#### Instructions to follow
Write out the listing below in full and exactly, leaving out every picture.

══════════════════════════════

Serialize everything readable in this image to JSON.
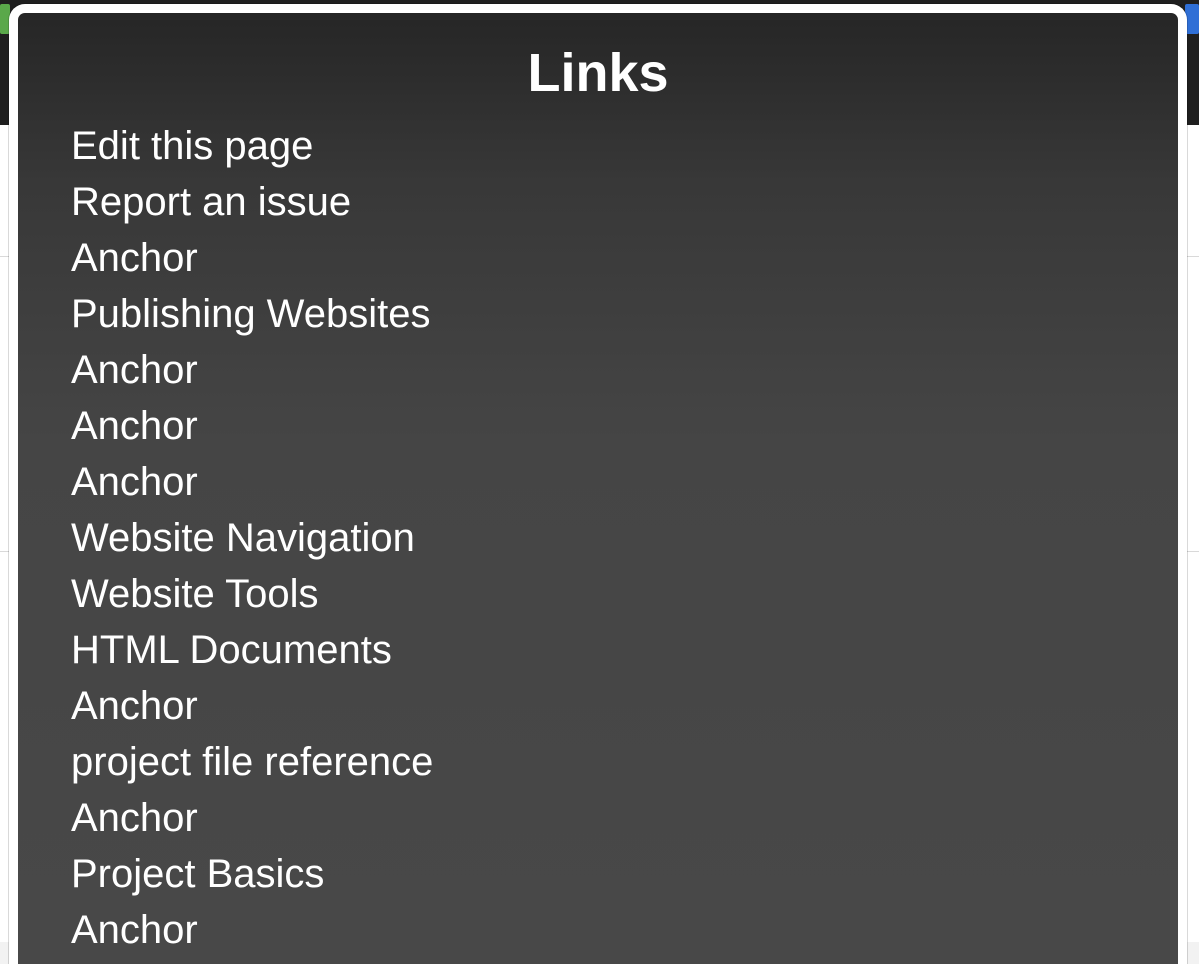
{
  "panel": {
    "title": "Links",
    "links": [
      "Edit this page",
      "Report an issue",
      "Anchor",
      "Publishing Websites",
      "Anchor",
      "Anchor",
      "Anchor",
      "Website Navigation",
      "Website Tools",
      "HTML Documents",
      "Anchor",
      "project file reference",
      "Anchor",
      "Project Basics",
      "Anchor"
    ]
  },
  "colors": {
    "panel_background": "#454545",
    "panel_border": "#ffffff",
    "text": "#ffffff",
    "header_bar": "#1f1f1f"
  }
}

══════════════════════════════

#### Written response
Serialize everything readable in this image to JSON.
{
  "panel": {
    "title": "Links",
    "links": [
      "Edit this page",
      "Report an issue",
      "Anchor",
      "Publishing Websites",
      "Anchor",
      "Anchor",
      "Anchor",
      "Website Navigation",
      "Website Tools",
      "HTML Documents",
      "Anchor",
      "project file reference",
      "Anchor",
      "Project Basics",
      "Anchor"
    ]
  },
  "colors": {
    "panel_background": "#454545",
    "panel_border": "#ffffff",
    "text": "#ffffff",
    "header_bar": "#1f1f1f"
  }
}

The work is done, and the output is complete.